▶ [WHAT IS BEING ASKED] Restate all the material verbatim, except for the pictures.

(Chart and figure data)
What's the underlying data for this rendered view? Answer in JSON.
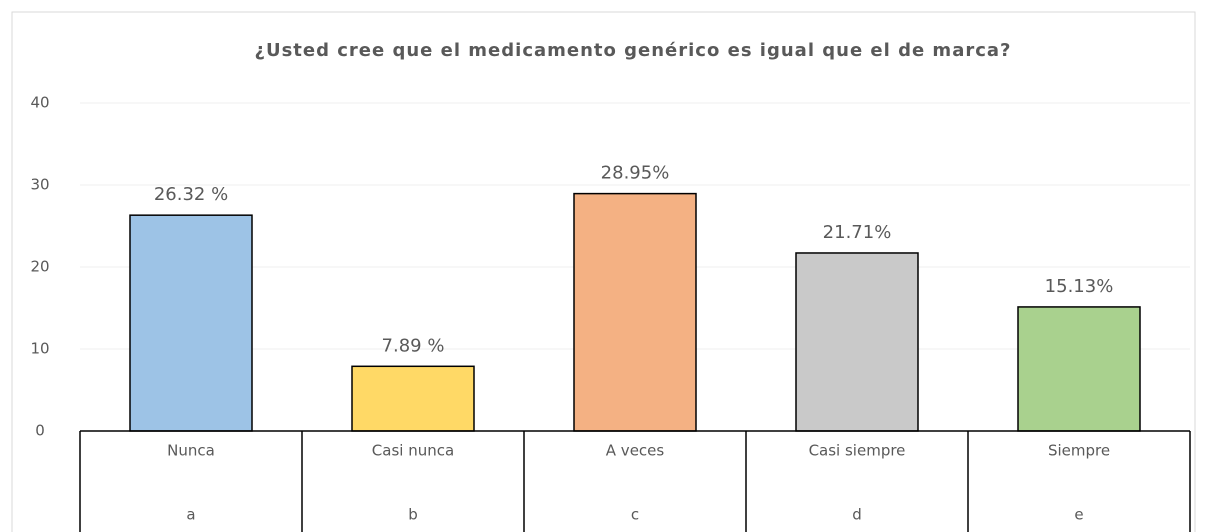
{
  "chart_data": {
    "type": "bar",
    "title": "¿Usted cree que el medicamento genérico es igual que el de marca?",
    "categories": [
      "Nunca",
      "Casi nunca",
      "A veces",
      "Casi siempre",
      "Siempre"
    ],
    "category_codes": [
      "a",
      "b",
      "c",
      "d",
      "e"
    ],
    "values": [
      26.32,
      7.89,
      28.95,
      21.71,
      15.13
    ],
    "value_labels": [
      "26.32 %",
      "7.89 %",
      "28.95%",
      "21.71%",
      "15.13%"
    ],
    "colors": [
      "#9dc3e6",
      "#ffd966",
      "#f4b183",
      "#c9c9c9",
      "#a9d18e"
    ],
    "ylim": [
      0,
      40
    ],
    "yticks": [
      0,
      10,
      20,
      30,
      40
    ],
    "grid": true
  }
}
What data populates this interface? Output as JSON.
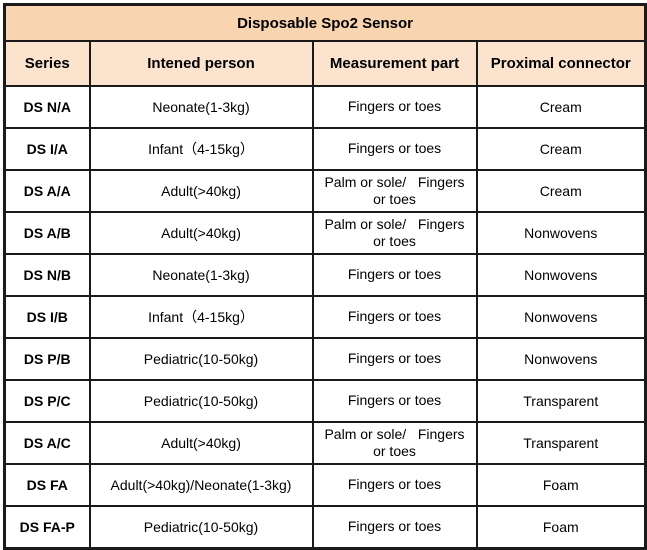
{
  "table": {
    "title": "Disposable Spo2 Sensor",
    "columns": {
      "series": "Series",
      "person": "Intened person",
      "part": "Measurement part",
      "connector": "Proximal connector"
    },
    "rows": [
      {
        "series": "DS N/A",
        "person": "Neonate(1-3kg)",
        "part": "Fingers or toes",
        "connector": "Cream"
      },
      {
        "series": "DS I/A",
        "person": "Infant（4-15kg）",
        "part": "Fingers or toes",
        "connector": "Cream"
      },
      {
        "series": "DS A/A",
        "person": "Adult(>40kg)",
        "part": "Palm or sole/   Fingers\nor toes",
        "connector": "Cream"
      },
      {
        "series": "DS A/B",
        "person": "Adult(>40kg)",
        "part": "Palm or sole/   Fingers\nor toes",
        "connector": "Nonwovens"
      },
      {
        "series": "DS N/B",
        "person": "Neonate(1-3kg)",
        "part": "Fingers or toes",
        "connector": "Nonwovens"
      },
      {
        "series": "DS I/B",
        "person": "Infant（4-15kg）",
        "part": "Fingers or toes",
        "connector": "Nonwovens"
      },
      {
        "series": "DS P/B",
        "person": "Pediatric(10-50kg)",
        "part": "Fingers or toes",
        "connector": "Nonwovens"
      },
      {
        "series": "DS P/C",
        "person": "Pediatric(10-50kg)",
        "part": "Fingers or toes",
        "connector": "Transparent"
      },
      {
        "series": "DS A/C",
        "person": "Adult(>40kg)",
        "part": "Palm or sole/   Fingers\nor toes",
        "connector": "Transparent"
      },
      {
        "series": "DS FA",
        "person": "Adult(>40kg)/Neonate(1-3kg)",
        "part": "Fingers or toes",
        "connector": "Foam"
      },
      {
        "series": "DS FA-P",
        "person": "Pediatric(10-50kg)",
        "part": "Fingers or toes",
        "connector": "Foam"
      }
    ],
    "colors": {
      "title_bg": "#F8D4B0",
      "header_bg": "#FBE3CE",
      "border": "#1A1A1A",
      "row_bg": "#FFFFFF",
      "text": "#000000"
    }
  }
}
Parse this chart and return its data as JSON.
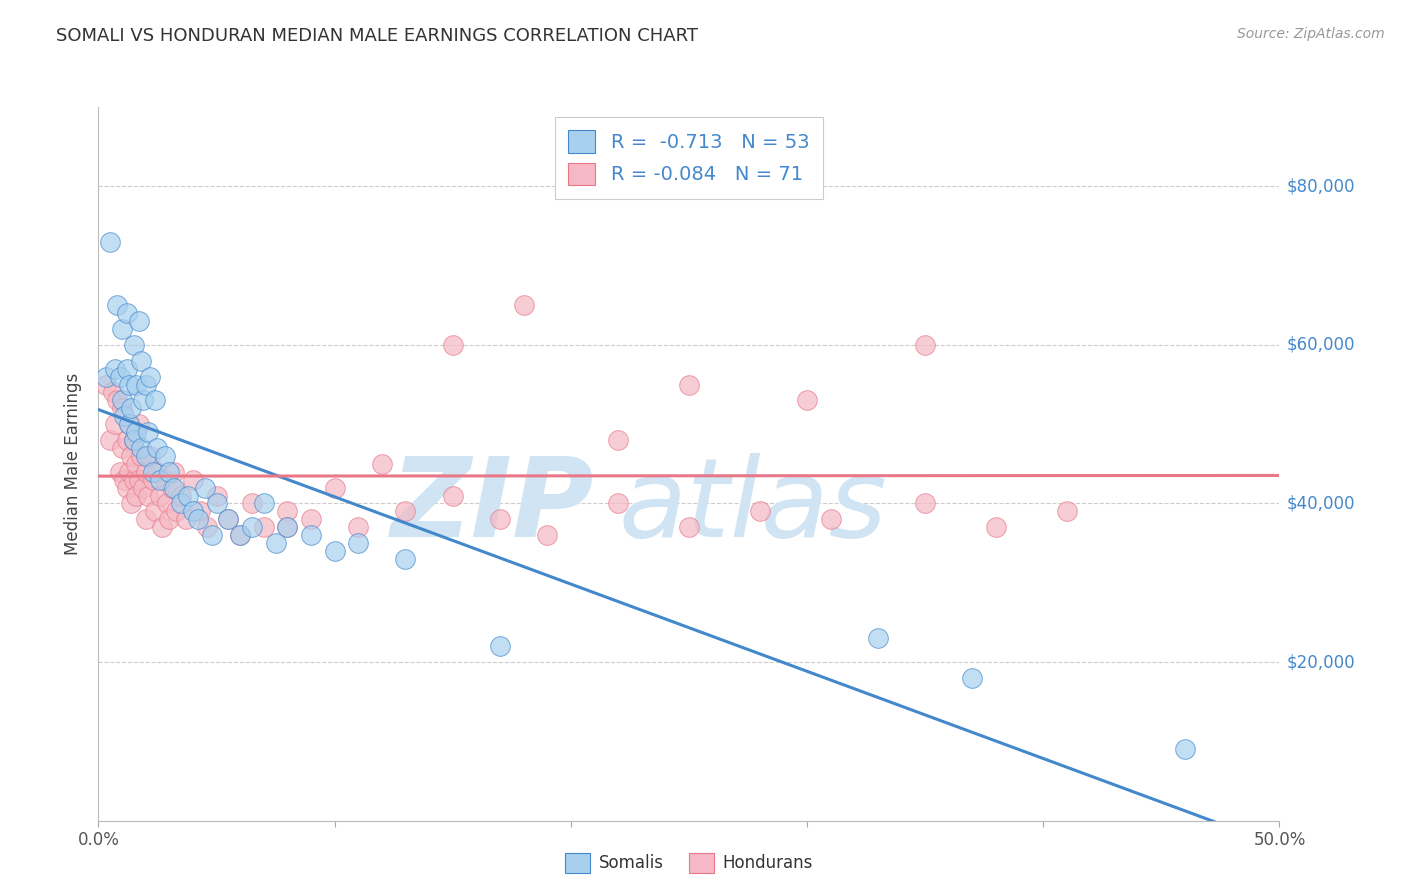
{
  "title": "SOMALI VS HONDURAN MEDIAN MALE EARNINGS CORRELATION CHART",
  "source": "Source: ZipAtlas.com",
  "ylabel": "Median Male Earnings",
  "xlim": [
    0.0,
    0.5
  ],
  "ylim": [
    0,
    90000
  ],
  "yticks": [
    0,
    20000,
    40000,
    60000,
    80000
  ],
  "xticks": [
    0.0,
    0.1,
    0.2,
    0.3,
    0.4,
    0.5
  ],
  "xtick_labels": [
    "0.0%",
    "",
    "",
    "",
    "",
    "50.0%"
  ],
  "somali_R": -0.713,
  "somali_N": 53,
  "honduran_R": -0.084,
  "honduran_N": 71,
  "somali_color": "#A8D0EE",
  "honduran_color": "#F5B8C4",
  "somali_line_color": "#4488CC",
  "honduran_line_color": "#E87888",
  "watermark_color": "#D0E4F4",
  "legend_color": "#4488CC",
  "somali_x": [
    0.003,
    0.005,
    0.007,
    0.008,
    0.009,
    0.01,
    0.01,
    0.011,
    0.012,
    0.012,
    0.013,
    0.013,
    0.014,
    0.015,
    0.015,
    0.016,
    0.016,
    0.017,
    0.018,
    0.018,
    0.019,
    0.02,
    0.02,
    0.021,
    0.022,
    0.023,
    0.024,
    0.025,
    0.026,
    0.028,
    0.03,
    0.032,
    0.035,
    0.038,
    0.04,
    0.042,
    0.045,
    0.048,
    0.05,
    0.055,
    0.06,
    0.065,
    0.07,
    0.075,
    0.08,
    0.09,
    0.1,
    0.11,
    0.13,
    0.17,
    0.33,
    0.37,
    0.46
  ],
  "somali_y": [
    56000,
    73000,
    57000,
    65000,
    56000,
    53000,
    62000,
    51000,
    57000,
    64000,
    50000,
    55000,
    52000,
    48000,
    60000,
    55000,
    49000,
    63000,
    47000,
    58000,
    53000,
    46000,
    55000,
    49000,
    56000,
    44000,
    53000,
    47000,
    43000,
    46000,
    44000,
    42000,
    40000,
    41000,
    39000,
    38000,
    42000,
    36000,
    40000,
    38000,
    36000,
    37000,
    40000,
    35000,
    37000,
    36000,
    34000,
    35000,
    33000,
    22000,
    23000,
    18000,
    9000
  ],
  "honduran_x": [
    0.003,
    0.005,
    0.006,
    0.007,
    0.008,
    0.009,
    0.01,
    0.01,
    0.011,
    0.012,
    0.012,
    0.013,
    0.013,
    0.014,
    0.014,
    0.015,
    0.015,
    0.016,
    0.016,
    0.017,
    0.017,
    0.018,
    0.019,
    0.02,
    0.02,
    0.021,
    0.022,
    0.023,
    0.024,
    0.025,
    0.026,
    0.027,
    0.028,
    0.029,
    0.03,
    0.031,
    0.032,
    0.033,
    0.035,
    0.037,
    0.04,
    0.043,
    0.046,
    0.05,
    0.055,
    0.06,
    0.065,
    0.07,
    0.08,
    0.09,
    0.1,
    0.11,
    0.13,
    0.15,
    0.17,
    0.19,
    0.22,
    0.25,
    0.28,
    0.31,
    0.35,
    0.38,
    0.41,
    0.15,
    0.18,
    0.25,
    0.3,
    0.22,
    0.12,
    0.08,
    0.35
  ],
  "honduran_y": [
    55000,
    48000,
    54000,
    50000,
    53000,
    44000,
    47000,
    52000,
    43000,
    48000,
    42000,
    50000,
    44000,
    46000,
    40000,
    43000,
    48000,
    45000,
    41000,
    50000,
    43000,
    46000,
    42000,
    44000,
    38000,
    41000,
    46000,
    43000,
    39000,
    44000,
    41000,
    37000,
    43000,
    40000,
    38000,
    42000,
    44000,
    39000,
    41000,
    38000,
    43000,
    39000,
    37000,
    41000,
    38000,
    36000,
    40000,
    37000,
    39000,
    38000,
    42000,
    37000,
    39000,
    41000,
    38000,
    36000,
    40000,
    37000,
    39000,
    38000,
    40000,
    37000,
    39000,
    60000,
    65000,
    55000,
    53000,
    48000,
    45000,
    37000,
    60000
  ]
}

▶ [TASK SOLUTION]
What's the underlying data for this rendered view? Answer in JSON.
{
  "chart_data": {
    "type": "bar",
    "title": "¿Usted cree que el medicamento genérico es igual que el de marca?",
    "categories": [
      "Nunca",
      "Casi nunca",
      "A veces",
      "Casi siempre",
      "Siempre"
    ],
    "category_codes": [
      "a",
      "b",
      "c",
      "d",
      "e"
    ],
    "values": [
      26.32,
      7.89,
      28.95,
      21.71,
      15.13
    ],
    "value_labels": [
      "26.32 %",
      "7.89 %",
      "28.95%",
      "21.71%",
      "15.13%"
    ],
    "colors": [
      "#9dc3e6",
      "#ffd966",
      "#f4b183",
      "#c9c9c9",
      "#a9d18e"
    ],
    "ylim": [
      0,
      40
    ],
    "yticks": [
      0,
      10,
      20,
      30,
      40
    ],
    "grid": true
  }
}
What data populates this interface? Output as JSON.
{
  "table": {
    "title": "Disposable Spo2 Sensor",
    "columns": {
      "series": "Series",
      "person": "Intened person",
      "part": "Measurement part",
      "connector": "Proximal connector"
    },
    "rows": [
      {
        "series": "DS N/A",
        "person": "Neonate(1-3kg)",
        "part": "Fingers or toes",
        "connector": "Cream"
      },
      {
        "series": "DS I/A",
        "person": "Infant（4-15kg）",
        "part": "Fingers or toes",
        "connector": "Cream"
      },
      {
        "series": "DS A/A",
        "person": "Adult(>40kg)",
        "part": "Palm or sole/   Fingers\nor toes",
        "connector": "Cream"
      },
      {
        "series": "DS A/B",
        "person": "Adult(>40kg)",
        "part": "Palm or sole/   Fingers\nor toes",
        "connector": "Nonwovens"
      },
      {
        "series": "DS N/B",
        "person": "Neonate(1-3kg)",
        "part": "Fingers or toes",
        "connector": "Nonwovens"
      },
      {
        "series": "DS I/B",
        "person": "Infant（4-15kg）",
        "part": "Fingers or toes",
        "connector": "Nonwovens"
      },
      {
        "series": "DS P/B",
        "person": "Pediatric(10-50kg)",
        "part": "Fingers or toes",
        "connector": "Nonwovens"
      },
      {
        "series": "DS P/C",
        "person": "Pediatric(10-50kg)",
        "part": "Fingers or toes",
        "connector": "Transparent"
      },
      {
        "series": "DS A/C",
        "person": "Adult(>40kg)",
        "part": "Palm or sole/   Fingers\nor toes",
        "connector": "Transparent"
      },
      {
        "series": "DS FA",
        "person": "Adult(>40kg)/Neonate(1-3kg)",
        "part": "Fingers or toes",
        "connector": "Foam"
      },
      {
        "series": "DS FA-P",
        "person": "Pediatric(10-50kg)",
        "part": "Fingers or toes",
        "connector": "Foam"
      }
    ],
    "colors": {
      "title_bg": "#F8D4B0",
      "header_bg": "#FBE3CE",
      "border": "#1A1A1A",
      "row_bg": "#FFFFFF",
      "text": "#000000"
    }
  }
}
Parse this chart and return its data as JSON.
{
  "title": "SOMALI VS HONDURAN MEDIAN MALE EARNINGS CORRELATION CHART",
  "source": "Source: ZipAtlas.com",
  "ylabel": "Median Male Earnings",
  "xlim": [
    0.0,
    0.5
  ],
  "ylim": [
    0,
    90000
  ],
  "yticks": [
    0,
    20000,
    40000,
    60000,
    80000
  ],
  "xticks": [
    0.0,
    0.1,
    0.2,
    0.3,
    0.4,
    0.5
  ],
  "xtick_labels": [
    "0.0%",
    "",
    "",
    "",
    "",
    "50.0%"
  ],
  "somali_R": -0.713,
  "somali_N": 53,
  "honduran_R": -0.084,
  "honduran_N": 71,
  "somali_color": "#A8D0EE",
  "honduran_color": "#F5B8C4",
  "somali_line_color": "#4488CC",
  "honduran_line_color": "#E87888",
  "watermark_color": "#D0E4F4",
  "legend_color": "#4488CC",
  "somali_x": [
    0.003,
    0.005,
    0.007,
    0.008,
    0.009,
    0.01,
    0.01,
    0.011,
    0.012,
    0.012,
    0.013,
    0.013,
    0.014,
    0.015,
    0.015,
    0.016,
    0.016,
    0.017,
    0.018,
    0.018,
    0.019,
    0.02,
    0.02,
    0.021,
    0.022,
    0.023,
    0.024,
    0.025,
    0.026,
    0.028,
    0.03,
    0.032,
    0.035,
    0.038,
    0.04,
    0.042,
    0.045,
    0.048,
    0.05,
    0.055,
    0.06,
    0.065,
    0.07,
    0.075,
    0.08,
    0.09,
    0.1,
    0.11,
    0.13,
    0.17,
    0.33,
    0.37,
    0.46
  ],
  "somali_y": [
    56000,
    73000,
    57000,
    65000,
    56000,
    53000,
    62000,
    51000,
    57000,
    64000,
    50000,
    55000,
    52000,
    48000,
    60000,
    55000,
    49000,
    63000,
    47000,
    58000,
    53000,
    46000,
    55000,
    49000,
    56000,
    44000,
    53000,
    47000,
    43000,
    46000,
    44000,
    42000,
    40000,
    41000,
    39000,
    38000,
    42000,
    36000,
    40000,
    38000,
    36000,
    37000,
    40000,
    35000,
    37000,
    36000,
    34000,
    35000,
    33000,
    22000,
    23000,
    18000,
    9000
  ],
  "honduran_x": [
    0.003,
    0.005,
    0.006,
    0.007,
    0.008,
    0.009,
    0.01,
    0.01,
    0.011,
    0.012,
    0.012,
    0.013,
    0.013,
    0.014,
    0.014,
    0.015,
    0.015,
    0.016,
    0.016,
    0.017,
    0.017,
    0.018,
    0.019,
    0.02,
    0.02,
    0.021,
    0.022,
    0.023,
    0.024,
    0.025,
    0.026,
    0.027,
    0.028,
    0.029,
    0.03,
    0.031,
    0.032,
    0.033,
    0.035,
    0.037,
    0.04,
    0.043,
    0.046,
    0.05,
    0.055,
    0.06,
    0.065,
    0.07,
    0.08,
    0.09,
    0.1,
    0.11,
    0.13,
    0.15,
    0.17,
    0.19,
    0.22,
    0.25,
    0.28,
    0.31,
    0.35,
    0.38,
    0.41,
    0.15,
    0.18,
    0.25,
    0.3,
    0.22,
    0.12,
    0.08,
    0.35
  ],
  "honduran_y": [
    55000,
    48000,
    54000,
    50000,
    53000,
    44000,
    47000,
    52000,
    43000,
    48000,
    42000,
    50000,
    44000,
    46000,
    40000,
    43000,
    48000,
    45000,
    41000,
    50000,
    43000,
    46000,
    42000,
    44000,
    38000,
    41000,
    46000,
    43000,
    39000,
    44000,
    41000,
    37000,
    43000,
    40000,
    38000,
    42000,
    44000,
    39000,
    41000,
    38000,
    43000,
    39000,
    37000,
    41000,
    38000,
    36000,
    40000,
    37000,
    39000,
    38000,
    42000,
    37000,
    39000,
    41000,
    38000,
    36000,
    40000,
    37000,
    39000,
    38000,
    40000,
    37000,
    39000,
    60000,
    65000,
    55000,
    53000,
    48000,
    45000,
    37000,
    60000
  ]
}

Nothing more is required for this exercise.